EXERCISE DIRECTIONS: Gather every line of the entries that includes the word "Land".

DATASET ENTRIES:
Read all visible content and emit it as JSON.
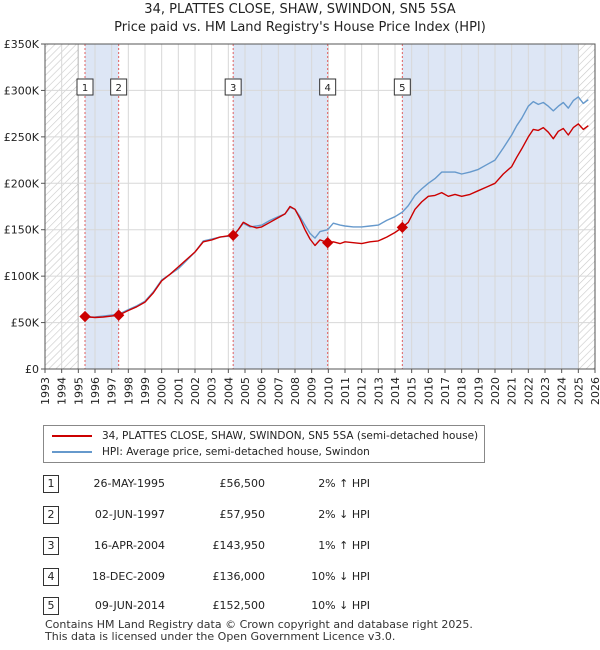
{
  "chart_data": {
    "type": "line",
    "title": "34, PLATTES CLOSE, SHAW, SWINDON, SN5 5SA",
    "subtitle": "Price paid vs. HM Land Registry's House Price Index (HPI)",
    "xlim": [
      1993,
      2026
    ],
    "ylim": [
      0,
      350000
    ],
    "y_ticks": [
      0,
      50000,
      100000,
      150000,
      200000,
      250000,
      300000,
      350000
    ],
    "y_tick_labels": [
      "£0",
      "£50K",
      "£100K",
      "£150K",
      "£200K",
      "£250K",
      "£300K",
      "£350K"
    ],
    "x_ticks": [
      1993,
      1994,
      1995,
      1996,
      1997,
      1998,
      1999,
      2000,
      2001,
      2002,
      2003,
      2004,
      2005,
      2006,
      2007,
      2008,
      2009,
      2010,
      2011,
      2012,
      2013,
      2014,
      2015,
      2016,
      2017,
      2018,
      2019,
      2020,
      2021,
      2022,
      2023,
      2024,
      2025,
      2026
    ],
    "grid": true,
    "hatched_ranges": [
      [
        1993,
        1995.0
      ],
      [
        2025.0,
        2026
      ]
    ],
    "colors": {
      "property": "#cc0000",
      "hpi": "#6699cc",
      "marker": "#cc0000",
      "shade": "#dde6f5",
      "vline": "#e06060"
    },
    "series": [
      {
        "name": "34, PLATTES CLOSE, SHAW, SWINDON, SN5 5SA (semi-detached house)",
        "x": [
          1995.4,
          1996.0,
          1996.5,
          1997.42,
          1998.0,
          1998.5,
          1999.0,
          1999.5,
          2000.0,
          2000.5,
          2001.0,
          2001.5,
          2002.0,
          2002.5,
          2003.0,
          2003.5,
          2004.0,
          2004.29,
          2004.6,
          2004.9,
          2005.3,
          2005.7,
          2006.0,
          2006.5,
          2007.0,
          2007.4,
          2007.7,
          2008.0,
          2008.3,
          2008.6,
          2008.9,
          2009.2,
          2009.5,
          2009.96,
          2010.3,
          2010.7,
          2011.0,
          2011.5,
          2012.0,
          2012.5,
          2013.0,
          2013.5,
          2014.0,
          2014.44,
          2014.8,
          2015.2,
          2015.6,
          2016.0,
          2016.4,
          2016.8,
          2017.2,
          2017.6,
          2018.0,
          2018.5,
          2019.0,
          2019.5,
          2020.0,
          2020.5,
          2021.0,
          2021.3,
          2021.6,
          2022.0,
          2022.3,
          2022.6,
          2022.9,
          2023.2,
          2023.5,
          2023.8,
          2024.1,
          2024.4,
          2024.7,
          2025.0,
          2025.3,
          2025.6
        ],
        "values": [
          56500,
          55500,
          56000,
          57950,
          63000,
          67000,
          72000,
          82000,
          95000,
          102000,
          110000,
          118000,
          126000,
          137000,
          139000,
          142000,
          143500,
          143950,
          150000,
          158000,
          154000,
          152000,
          153000,
          158000,
          163000,
          167000,
          175000,
          172000,
          162000,
          150000,
          140000,
          133000,
          139000,
          136000,
          137000,
          135000,
          137000,
          136000,
          135000,
          137000,
          138000,
          142000,
          147000,
          152500,
          158000,
          172000,
          180000,
          186000,
          187000,
          190000,
          186000,
          188000,
          186000,
          188000,
          192000,
          196000,
          200000,
          210000,
          218000,
          228000,
          237000,
          250000,
          258000,
          257000,
          260000,
          255000,
          248000,
          256000,
          259000,
          252000,
          260000,
          264000,
          258000,
          262000
        ]
      },
      {
        "name": "HPI: Average price, semi-detached house, Swindon",
        "x": [
          1995.4,
          1996.0,
          1996.5,
          1997.42,
          1998.0,
          1998.5,
          1999.0,
          1999.5,
          2000.0,
          2000.5,
          2001.0,
          2001.5,
          2002.0,
          2002.5,
          2003.0,
          2003.5,
          2004.0,
          2004.29,
          2004.6,
          2004.9,
          2005.3,
          2005.7,
          2006.0,
          2006.5,
          2007.0,
          2007.4,
          2007.7,
          2008.0,
          2008.3,
          2008.6,
          2008.9,
          2009.2,
          2009.5,
          2009.96,
          2010.3,
          2010.7,
          2011.0,
          2011.5,
          2012.0,
          2012.5,
          2013.0,
          2013.5,
          2014.0,
          2014.44,
          2014.8,
          2015.2,
          2015.6,
          2016.0,
          2016.4,
          2016.8,
          2017.2,
          2017.6,
          2018.0,
          2018.5,
          2019.0,
          2019.5,
          2020.0,
          2020.5,
          2021.0,
          2021.3,
          2021.6,
          2022.0,
          2022.3,
          2022.6,
          2022.9,
          2023.2,
          2023.5,
          2023.8,
          2024.1,
          2024.4,
          2024.7,
          2025.0,
          2025.3,
          2025.6
        ],
        "values": [
          55500,
          56000,
          57000,
          59000,
          64000,
          68000,
          73000,
          83000,
          96000,
          102000,
          108000,
          117000,
          126000,
          138000,
          140000,
          142000,
          143000,
          142500,
          150000,
          157000,
          153000,
          154000,
          155000,
          160000,
          164000,
          167000,
          174000,
          172000,
          164000,
          155000,
          146000,
          141000,
          148000,
          150000,
          157000,
          155000,
          154000,
          153000,
          153000,
          154000,
          155000,
          160000,
          164000,
          169000,
          176000,
          187000,
          194000,
          200000,
          205000,
          212000,
          212000,
          212000,
          210000,
          212000,
          215000,
          220000,
          225000,
          238000,
          252000,
          262000,
          270000,
          283000,
          288000,
          285000,
          287000,
          283000,
          278000,
          283000,
          287000,
          281000,
          289000,
          293000,
          286000,
          290000
        ]
      }
    ],
    "sales": [
      {
        "label": "1",
        "x": 1995.4,
        "value": 56500
      },
      {
        "label": "2",
        "x": 1997.42,
        "value": 57950
      },
      {
        "label": "3",
        "x": 2004.29,
        "value": 143950
      },
      {
        "label": "4",
        "x": 2009.96,
        "value": 136000
      },
      {
        "label": "5",
        "x": 2014.44,
        "value": 152500
      }
    ]
  },
  "legend": {
    "property_label": "34, PLATTES CLOSE, SHAW, SWINDON, SN5 5SA (semi-detached house)",
    "hpi_label": "HPI: Average price, semi-detached house, Swindon"
  },
  "transactions": [
    {
      "num": "1",
      "date": "26-MAY-1995",
      "price": "£56,500",
      "hpi": "2% ↑ HPI"
    },
    {
      "num": "2",
      "date": "02-JUN-1997",
      "price": "£57,950",
      "hpi": "2% ↓ HPI"
    },
    {
      "num": "3",
      "date": "16-APR-2004",
      "price": "£143,950",
      "hpi": "1% ↑ HPI"
    },
    {
      "num": "4",
      "date": "18-DEC-2009",
      "price": "£136,000",
      "hpi": "10% ↓ HPI"
    },
    {
      "num": "5",
      "date": "09-JUN-2014",
      "price": "£152,500",
      "hpi": "10% ↓ HPI"
    }
  ],
  "footer": {
    "line1": "Contains HM Land Registry data © Crown copyright and database right 2025.",
    "line2": "This data is licensed under the Open Government Licence v3.0."
  }
}
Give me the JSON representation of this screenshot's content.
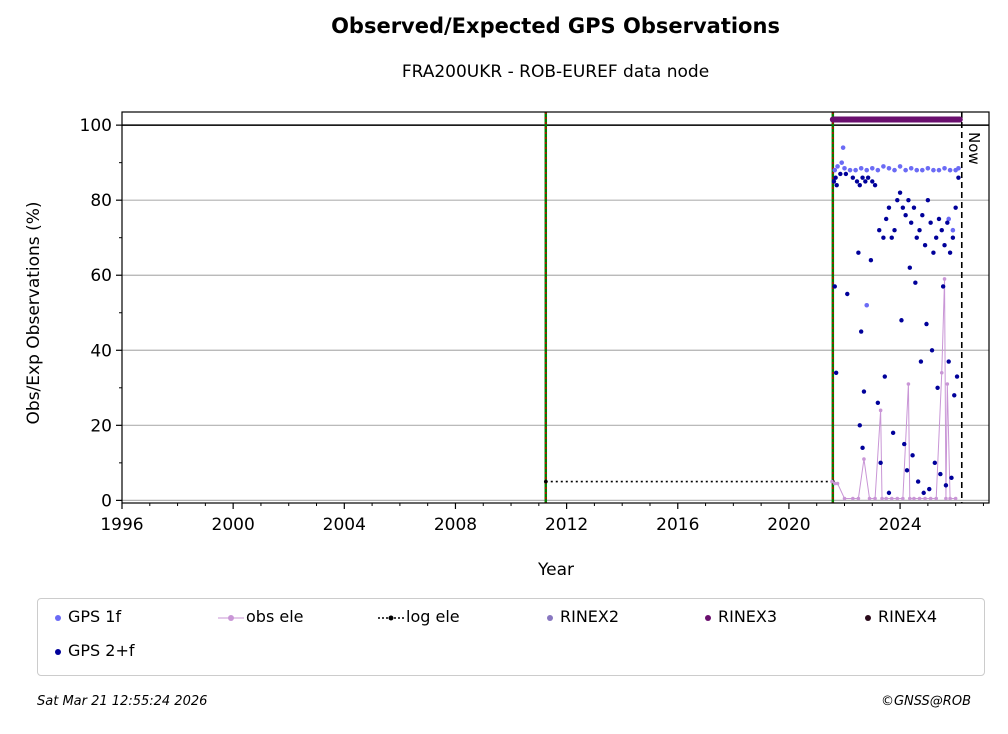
{
  "title": "Observed/Expected GPS Observations",
  "subtitle": "FRA200UKR - ROB-EUREF data node",
  "footer": {
    "timestamp": "Sat Mar 21 12:55:24 2026",
    "credit": "©GNSS@ROB"
  },
  "legend": {
    "items": [
      {
        "label": "GPS 1f",
        "color": "#6b6bf5",
        "marker": "dot"
      },
      {
        "label": "obs ele",
        "color": "#c996d6",
        "marker": "line-dot"
      },
      {
        "label": "log ele",
        "color": "#000000",
        "marker": "dotted-line"
      },
      {
        "label": "RINEX2",
        "color": "#8877c0",
        "marker": "dot"
      },
      {
        "label": "RINEX3",
        "color": "#6a0f6e",
        "marker": "dot"
      },
      {
        "label": "RINEX4",
        "color": "#2a0a1a",
        "marker": "dot"
      },
      {
        "label": "GPS 2+f",
        "color": "#00009a",
        "marker": "dot"
      }
    ]
  },
  "chart_data": {
    "type": "scatter",
    "title": "Observed/Expected GPS Observations",
    "subtitle": "FRA200UKR - ROB-EUREF data node",
    "xlabel": "Year",
    "ylabel": "Obs/Exp Observations (%)",
    "xlim": [
      1996,
      2027.2
    ],
    "ylim": [
      -0.7,
      103.5
    ],
    "x_ticks": [
      1996,
      2000,
      2004,
      2008,
      2012,
      2016,
      2020,
      2024
    ],
    "y_ticks": [
      0,
      20,
      40,
      60,
      80,
      100
    ],
    "grid": "horizontal",
    "legend_position": "bottom",
    "now_label": "Now",
    "now_x": 2026.22,
    "reference_line_y": 100,
    "event_lines": [
      {
        "x": 2011.25,
        "style": "green-red-dashed"
      },
      {
        "x": 2021.58,
        "style": "green-red-dashed"
      }
    ],
    "log_ele": {
      "x": [
        2011.25,
        2021.58
      ],
      "y": [
        5,
        5
      ]
    },
    "rinex3_band": {
      "x_start": 2021.58,
      "x_end": 2026.15,
      "y": 101.5
    },
    "series": [
      {
        "name": "GPS 1f",
        "color": "#6b6bf5",
        "x": [
          2021.65,
          2021.75,
          2021.9,
          2022.0,
          2022.2,
          2022.4,
          2022.6,
          2022.8,
          2023.0,
          2023.2,
          2023.4,
          2023.6,
          2023.8,
          2024.0,
          2024.2,
          2024.4,
          2024.6,
          2024.8,
          2025.0,
          2025.2,
          2025.4,
          2025.6,
          2025.8,
          2026.0,
          2026.1,
          2021.95,
          2022.8,
          2025.75,
          2025.9
        ],
        "y": [
          88,
          89,
          90,
          88.5,
          88,
          88,
          88.5,
          88,
          88.5,
          88,
          89,
          88.5,
          88,
          89,
          88,
          88.5,
          88,
          88,
          88.5,
          88,
          88,
          88.5,
          88,
          88,
          88.5,
          94,
          52,
          75,
          72
        ]
      },
      {
        "name": "GPS 2+f",
        "color": "#00009a",
        "x": [
          2021.62,
          2021.68,
          2021.72,
          2021.85,
          2022.05,
          2022.3,
          2022.45,
          2022.55,
          2022.65,
          2022.75,
          2022.85,
          2023.0,
          2023.1,
          2023.25,
          2023.4,
          2023.5,
          2023.6,
          2023.7,
          2023.8,
          2023.9,
          2024.0,
          2024.1,
          2024.2,
          2024.3,
          2024.4,
          2024.5,
          2024.6,
          2024.7,
          2024.8,
          2024.9,
          2025.0,
          2025.1,
          2025.2,
          2025.3,
          2025.4,
          2025.5,
          2025.6,
          2025.7,
          2025.8,
          2025.9,
          2026.0,
          2026.1,
          2021.65,
          2021.7,
          2022.1,
          2022.5,
          2022.6,
          2022.7,
          2022.95,
          2023.2,
          2023.45,
          2023.75,
          2024.05,
          2024.15,
          2024.35,
          2024.55,
          2024.75,
          2024.95,
          2025.15,
          2025.35,
          2025.55,
          2025.75,
          2025.95,
          2026.05,
          2022.55,
          2022.65,
          2023.3,
          2023.6,
          2024.25,
          2024.45,
          2024.65,
          2024.85,
          2025.05,
          2025.25,
          2025.45,
          2025.65,
          2025.85
        ],
        "y": [
          85,
          86,
          84,
          87,
          87,
          86,
          85,
          84,
          86,
          85,
          86,
          85,
          84,
          72,
          70,
          75,
          78,
          70,
          72,
          80,
          82,
          78,
          76,
          80,
          74,
          78,
          70,
          72,
          76,
          68,
          80,
          74,
          66,
          70,
          75,
          72,
          68,
          74,
          66,
          70,
          78,
          86,
          57,
          34,
          55,
          66,
          45,
          29,
          64,
          26,
          33,
          18,
          48,
          15,
          62,
          58,
          37,
          47,
          40,
          30,
          57,
          37,
          28,
          33,
          20,
          14,
          10,
          2,
          8,
          12,
          5,
          2,
          3,
          10,
          7,
          4,
          6
        ]
      },
      {
        "name": "obs ele",
        "color": "#c996d6",
        "x": [
          2021.55,
          2021.65,
          2021.75,
          2022.0,
          2022.3,
          2022.5,
          2022.7,
          2022.9,
          2023.1,
          2023.3,
          2023.35,
          2023.5,
          2023.7,
          2023.9,
          2024.1,
          2024.3,
          2024.35,
          2024.5,
          2024.7,
          2024.9,
          2025.1,
          2025.3,
          2025.5,
          2025.6,
          2025.65,
          2025.7,
          2025.8,
          2026.0
        ],
        "y": [
          5,
          4.5,
          4.5,
          0.5,
          0.5,
          0.5,
          11,
          0.5,
          0.5,
          24,
          0.5,
          0.5,
          0.5,
          0.5,
          0.5,
          31,
          0.5,
          0.5,
          0.5,
          0.5,
          0.5,
          0.5,
          34,
          59,
          0.5,
          31,
          0.5,
          0.5
        ]
      }
    ]
  }
}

FULL OUTPUT:
    "subtitle": "Price paid vs. HM Land Registry's House Price Index (HPI)",
    "line1": "Contains HM Land Registry data © Crown copyright and database right 2025.",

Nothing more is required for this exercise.